__Exercise goal__. Copy the records below exactly as they are written.

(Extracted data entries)
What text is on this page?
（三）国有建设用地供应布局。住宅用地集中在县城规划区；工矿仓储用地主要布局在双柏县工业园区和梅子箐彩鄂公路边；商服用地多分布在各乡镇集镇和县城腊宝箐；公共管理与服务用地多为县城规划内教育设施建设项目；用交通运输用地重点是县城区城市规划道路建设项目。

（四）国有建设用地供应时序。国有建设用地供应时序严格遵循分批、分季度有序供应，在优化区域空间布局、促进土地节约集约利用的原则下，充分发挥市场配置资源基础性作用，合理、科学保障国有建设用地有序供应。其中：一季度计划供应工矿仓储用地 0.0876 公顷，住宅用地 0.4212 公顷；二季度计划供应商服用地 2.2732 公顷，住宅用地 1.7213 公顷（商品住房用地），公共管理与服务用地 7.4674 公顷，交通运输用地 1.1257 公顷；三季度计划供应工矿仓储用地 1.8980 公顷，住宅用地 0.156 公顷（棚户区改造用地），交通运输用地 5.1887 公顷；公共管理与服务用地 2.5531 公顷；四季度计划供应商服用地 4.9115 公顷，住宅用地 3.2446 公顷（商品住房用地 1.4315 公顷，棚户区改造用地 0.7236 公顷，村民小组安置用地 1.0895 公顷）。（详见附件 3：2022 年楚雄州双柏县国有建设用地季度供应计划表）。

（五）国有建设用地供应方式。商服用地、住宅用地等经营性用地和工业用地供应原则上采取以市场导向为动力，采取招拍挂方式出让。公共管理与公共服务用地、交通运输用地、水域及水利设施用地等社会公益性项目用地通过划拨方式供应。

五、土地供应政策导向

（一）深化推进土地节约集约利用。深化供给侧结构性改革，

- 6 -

__Task output__.
What text is on this page?
（三）国有建设用地供应布局。住宅用地集中在县城规划区；工矿仓储用地主要布局在双柏县工业园区和梅子箐彩鄂公路边；商服用地多分布在各乡镇集镇和县城腊宝箐；公共管理与服务用地多为县城规划内教育设施建设项目；用交通运输用地重点是县城区城市规划道路建设项目。

（四）国有建设用地供应时序。国有建设用地供应时序严格遵循分批、分季度有序供应，在优化区域空间布局、促进土地节约集约利用的原则下，充分发挥市场配置资源基础性作用，合理、科学保障国有建设用地有序供应。其中：一季度计划供应工矿仓储用地 0.0876 公顷，住宅用地 0.4212 公顷；二季度计划供应商服用地 2.2732 公顷，住宅用地 1.7213 公顷（商品住房用地），公共管理与服务用地 7.4674 公顷，交通运输用地 1.1257 公顷；三季度计划供应工矿仓储用地 1.8980 公顷，住宅用地 0.156 公顷（棚户区改造用地），交通运输用地 5.1887 公顷；公共管理与服务用地 2.5531 公顷；四季度计划供应商服用地 4.9115 公顷，住宅用地 3.2446 公顷（商品住房用地 1.4315 公顷，棚户区改造用地 0.7236 公顷，村民小组安置用地 1.0895 公顷）。（详见附件 3：2022 年楚雄州双柏县国有建设用地季度供应计划表）。

（五）国有建设用地供应方式。商服用地、住宅用地等经营性用地和工业用地供应原则上采取以市场导向为动力，采取招拍挂方式出让。公共管理与公共服务用地、交通运输用地、水域及水利设施用地等社会公益性项目用地通过划拨方式供应。

五、土地供应政策导向

（一）深化推进土地节约集约利用。深化供给侧结构性改革，

- 6 -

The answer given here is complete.